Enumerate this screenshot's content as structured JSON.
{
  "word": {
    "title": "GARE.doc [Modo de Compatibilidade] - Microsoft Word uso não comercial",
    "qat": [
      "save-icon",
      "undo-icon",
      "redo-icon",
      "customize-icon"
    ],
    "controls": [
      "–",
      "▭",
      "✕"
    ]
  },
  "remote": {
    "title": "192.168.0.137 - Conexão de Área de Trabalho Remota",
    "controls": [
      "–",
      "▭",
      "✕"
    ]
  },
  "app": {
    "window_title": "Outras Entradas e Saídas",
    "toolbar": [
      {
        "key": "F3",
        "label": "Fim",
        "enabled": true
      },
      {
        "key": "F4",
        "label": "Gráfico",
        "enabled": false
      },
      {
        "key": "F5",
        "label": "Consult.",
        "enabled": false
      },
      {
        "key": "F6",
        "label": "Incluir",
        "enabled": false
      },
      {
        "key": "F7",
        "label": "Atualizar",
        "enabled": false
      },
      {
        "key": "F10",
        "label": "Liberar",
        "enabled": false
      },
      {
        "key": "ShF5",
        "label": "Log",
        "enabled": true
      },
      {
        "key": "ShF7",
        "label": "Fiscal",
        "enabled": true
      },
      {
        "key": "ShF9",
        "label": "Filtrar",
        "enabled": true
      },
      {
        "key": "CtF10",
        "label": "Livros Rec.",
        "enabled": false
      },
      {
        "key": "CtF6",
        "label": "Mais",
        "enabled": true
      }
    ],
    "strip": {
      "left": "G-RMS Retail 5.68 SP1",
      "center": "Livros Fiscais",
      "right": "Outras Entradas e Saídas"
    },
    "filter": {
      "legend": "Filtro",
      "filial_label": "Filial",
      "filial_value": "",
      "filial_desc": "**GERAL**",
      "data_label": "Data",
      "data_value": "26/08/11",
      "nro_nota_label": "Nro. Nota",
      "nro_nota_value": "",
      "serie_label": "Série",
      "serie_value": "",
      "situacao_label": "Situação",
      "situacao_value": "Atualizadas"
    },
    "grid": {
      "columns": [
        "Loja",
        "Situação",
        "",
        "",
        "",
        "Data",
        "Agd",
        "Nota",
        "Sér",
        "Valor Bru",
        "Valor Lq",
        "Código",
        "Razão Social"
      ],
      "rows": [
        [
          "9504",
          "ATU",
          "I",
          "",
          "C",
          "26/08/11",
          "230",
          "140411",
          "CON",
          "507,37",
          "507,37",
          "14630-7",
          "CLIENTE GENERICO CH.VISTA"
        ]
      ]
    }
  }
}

▶ **EXERCISE INSTRUCTIONS**: Produce a verbatim transcription of the entries above.

▶ **TASK RESPONSE**:
Enumerate this screenshot's content as structured JSON.
{
  "word": {
    "title": "GARE.doc [Modo de Compatibilidade] - Microsoft Word uso não comercial",
    "qat": [
      "save-icon",
      "undo-icon",
      "redo-icon",
      "customize-icon"
    ],
    "controls": [
      "–",
      "▭",
      "✕"
    ]
  },
  "remote": {
    "title": "192.168.0.137 - Conexão de Área de Trabalho Remota",
    "controls": [
      "–",
      "▭",
      "✕"
    ]
  },
  "app": {
    "window_title": "Outras Entradas e Saídas",
    "toolbar": [
      {
        "key": "F3",
        "label": "Fim",
        "enabled": true
      },
      {
        "key": "F4",
        "label": "Gráfico",
        "enabled": false
      },
      {
        "key": "F5",
        "label": "Consult.",
        "enabled": false
      },
      {
        "key": "F6",
        "label": "Incluir",
        "enabled": false
      },
      {
        "key": "F7",
        "label": "Atualizar",
        "enabled": false
      },
      {
        "key": "F10",
        "label": "Liberar",
        "enabled": false
      },
      {
        "key": "ShF5",
        "label": "Log",
        "enabled": true
      },
      {
        "key": "ShF7",
        "label": "Fiscal",
        "enabled": true
      },
      {
        "key": "ShF9",
        "label": "Filtrar",
        "enabled": true
      },
      {
        "key": "CtF10",
        "label": "Livros Rec.",
        "enabled": false
      },
      {
        "key": "CtF6",
        "label": "Mais",
        "enabled": true
      }
    ],
    "strip": {
      "left": "G-RMS Retail 5.68 SP1",
      "center": "Livros Fiscais",
      "right": "Outras Entradas e Saídas"
    },
    "filter": {
      "legend": "Filtro",
      "filial_label": "Filial",
      "filial_value": "",
      "filial_desc": "**GERAL**",
      "data_label": "Data",
      "data_value": "26/08/11",
      "nro_nota_label": "Nro. Nota",
      "nro_nota_value": "",
      "serie_label": "Série",
      "serie_value": "",
      "situacao_label": "Situação",
      "situacao_value": "Atualizadas"
    },
    "grid": {
      "columns": [
        "Loja",
        "Situação",
        "",
        "",
        "",
        "Data",
        "Agd",
        "Nota",
        "Sér",
        "Valor Bru",
        "Valor Lq",
        "Código",
        "Razão Social"
      ],
      "rows": [
        [
          "9504",
          "ATU",
          "I",
          "",
          "C",
          "26/08/11",
          "230",
          "140411",
          "CON",
          "507,37",
          "507,37",
          "14630-7",
          "CLIENTE GENERICO CH.VISTA"
        ]
      ]
    }
  }
}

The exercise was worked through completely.